→ Directive: Review the material and extract every line in which the word "初中物理在线" occurs.

→ Dataset:
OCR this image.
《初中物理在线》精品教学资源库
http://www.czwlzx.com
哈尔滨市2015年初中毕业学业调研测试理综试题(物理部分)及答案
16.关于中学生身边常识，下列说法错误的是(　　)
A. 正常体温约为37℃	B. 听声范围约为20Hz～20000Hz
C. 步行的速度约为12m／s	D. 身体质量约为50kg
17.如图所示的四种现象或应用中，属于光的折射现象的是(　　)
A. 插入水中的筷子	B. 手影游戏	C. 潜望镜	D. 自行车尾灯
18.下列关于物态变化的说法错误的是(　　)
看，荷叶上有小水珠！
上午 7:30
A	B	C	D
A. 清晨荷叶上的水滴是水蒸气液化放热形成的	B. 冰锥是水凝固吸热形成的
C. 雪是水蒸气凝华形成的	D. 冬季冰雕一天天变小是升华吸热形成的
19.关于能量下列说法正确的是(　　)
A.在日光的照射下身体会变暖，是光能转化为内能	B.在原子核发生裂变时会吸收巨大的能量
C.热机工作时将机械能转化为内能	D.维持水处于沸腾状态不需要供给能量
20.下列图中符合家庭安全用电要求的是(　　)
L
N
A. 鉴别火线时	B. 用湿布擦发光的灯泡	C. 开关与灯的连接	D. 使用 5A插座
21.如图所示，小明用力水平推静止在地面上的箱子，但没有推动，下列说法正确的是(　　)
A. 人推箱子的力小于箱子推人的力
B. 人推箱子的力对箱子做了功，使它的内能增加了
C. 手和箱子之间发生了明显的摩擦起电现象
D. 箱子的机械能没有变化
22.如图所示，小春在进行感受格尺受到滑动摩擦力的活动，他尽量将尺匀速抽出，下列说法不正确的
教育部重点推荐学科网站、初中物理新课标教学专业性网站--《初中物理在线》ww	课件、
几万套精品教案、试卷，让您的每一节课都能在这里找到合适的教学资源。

→ Reply:
《初中物理在线》精品教学资源库
教育部重点推荐学科网站、初中物理新课标教学专业性网站--《初中物理在线》ww	课件、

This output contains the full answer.